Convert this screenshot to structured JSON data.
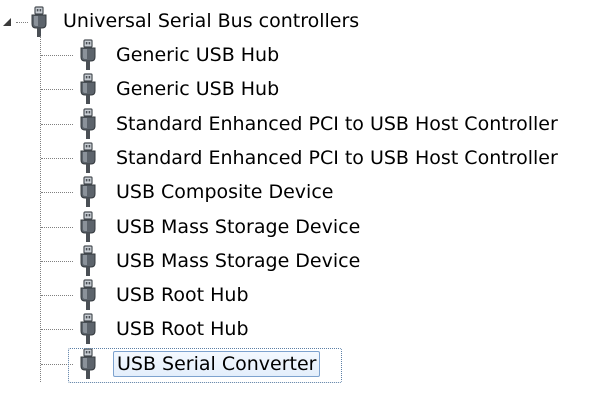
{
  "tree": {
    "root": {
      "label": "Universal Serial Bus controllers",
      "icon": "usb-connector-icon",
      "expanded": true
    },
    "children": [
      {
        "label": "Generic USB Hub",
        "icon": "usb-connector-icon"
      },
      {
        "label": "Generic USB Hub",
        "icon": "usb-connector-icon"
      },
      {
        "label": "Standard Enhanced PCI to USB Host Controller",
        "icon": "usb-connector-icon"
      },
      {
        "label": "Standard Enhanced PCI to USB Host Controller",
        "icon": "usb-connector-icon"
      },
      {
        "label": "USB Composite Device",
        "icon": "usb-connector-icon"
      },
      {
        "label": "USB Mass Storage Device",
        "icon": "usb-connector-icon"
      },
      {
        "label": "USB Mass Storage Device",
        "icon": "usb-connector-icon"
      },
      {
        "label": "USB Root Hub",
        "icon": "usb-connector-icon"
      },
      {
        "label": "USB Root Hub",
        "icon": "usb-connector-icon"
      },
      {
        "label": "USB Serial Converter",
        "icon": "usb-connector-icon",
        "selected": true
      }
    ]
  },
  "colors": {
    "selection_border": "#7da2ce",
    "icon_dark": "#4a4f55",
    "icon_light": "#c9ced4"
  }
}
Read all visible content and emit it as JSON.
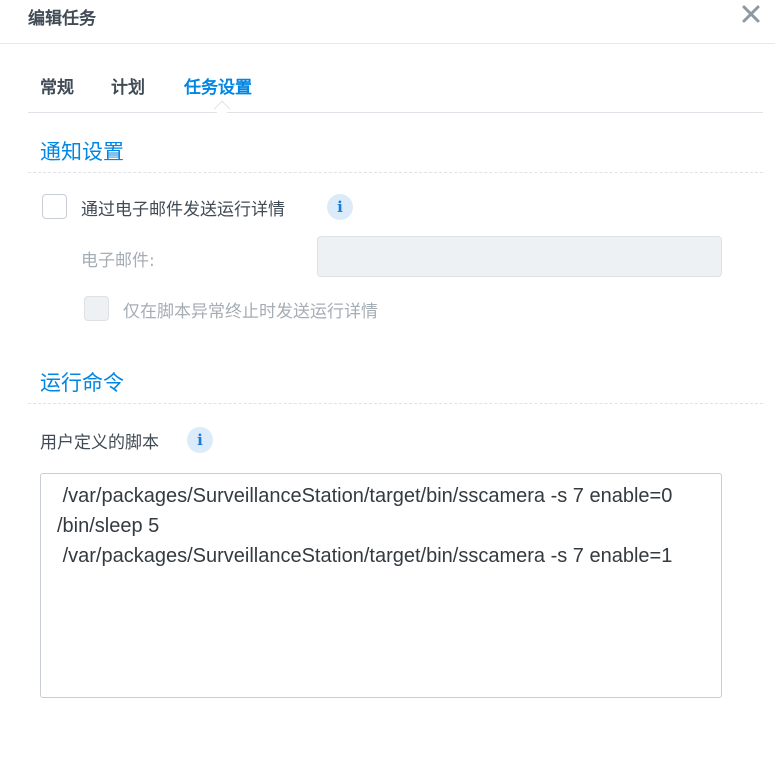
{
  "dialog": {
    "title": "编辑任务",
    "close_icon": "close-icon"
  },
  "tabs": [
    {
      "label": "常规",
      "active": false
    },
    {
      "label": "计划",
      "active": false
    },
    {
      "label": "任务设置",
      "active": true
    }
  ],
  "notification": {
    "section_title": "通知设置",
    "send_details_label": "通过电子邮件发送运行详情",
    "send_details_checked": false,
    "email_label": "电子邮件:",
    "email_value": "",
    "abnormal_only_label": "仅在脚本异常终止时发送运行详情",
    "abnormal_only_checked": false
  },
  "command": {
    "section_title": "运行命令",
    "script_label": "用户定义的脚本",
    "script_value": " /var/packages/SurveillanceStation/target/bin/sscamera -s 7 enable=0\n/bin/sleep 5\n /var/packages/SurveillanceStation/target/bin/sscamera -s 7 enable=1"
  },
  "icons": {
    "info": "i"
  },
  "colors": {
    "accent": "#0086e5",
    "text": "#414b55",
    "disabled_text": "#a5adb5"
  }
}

> **Objective**: Without the pictures, print the records in full, exactly as they appear.

> **Answer to the problem**:
Convert this screenshot to structured JSON data.
{
  "tree": {
    "root": {
      "label": "Universal Serial Bus controllers",
      "icon": "usb-connector-icon",
      "expanded": true
    },
    "children": [
      {
        "label": "Generic USB Hub",
        "icon": "usb-connector-icon"
      },
      {
        "label": "Generic USB Hub",
        "icon": "usb-connector-icon"
      },
      {
        "label": "Standard Enhanced PCI to USB Host Controller",
        "icon": "usb-connector-icon"
      },
      {
        "label": "Standard Enhanced PCI to USB Host Controller",
        "icon": "usb-connector-icon"
      },
      {
        "label": "USB Composite Device",
        "icon": "usb-connector-icon"
      },
      {
        "label": "USB Mass Storage Device",
        "icon": "usb-connector-icon"
      },
      {
        "label": "USB Mass Storage Device",
        "icon": "usb-connector-icon"
      },
      {
        "label": "USB Root Hub",
        "icon": "usb-connector-icon"
      },
      {
        "label": "USB Root Hub",
        "icon": "usb-connector-icon"
      },
      {
        "label": "USB Serial Converter",
        "icon": "usb-connector-icon",
        "selected": true
      }
    ]
  },
  "colors": {
    "selection_border": "#7da2ce",
    "icon_dark": "#4a4f55",
    "icon_light": "#c9ced4"
  }
}
Read all visible content and emit it as JSON.
{
  "dialog": {
    "title": "编辑任务",
    "close_icon": "close-icon"
  },
  "tabs": [
    {
      "label": "常规",
      "active": false
    },
    {
      "label": "计划",
      "active": false
    },
    {
      "label": "任务设置",
      "active": true
    }
  ],
  "notification": {
    "section_title": "通知设置",
    "send_details_label": "通过电子邮件发送运行详情",
    "send_details_checked": false,
    "email_label": "电子邮件:",
    "email_value": "",
    "abnormal_only_label": "仅在脚本异常终止时发送运行详情",
    "abnormal_only_checked": false
  },
  "command": {
    "section_title": "运行命令",
    "script_label": "用户定义的脚本",
    "script_value": " /var/packages/SurveillanceStation/target/bin/sscamera -s 7 enable=0\n/bin/sleep 5\n /var/packages/SurveillanceStation/target/bin/sscamera -s 7 enable=1"
  },
  "icons": {
    "info": "i"
  },
  "colors": {
    "accent": "#0086e5",
    "text": "#414b55",
    "disabled_text": "#a5adb5"
  }
}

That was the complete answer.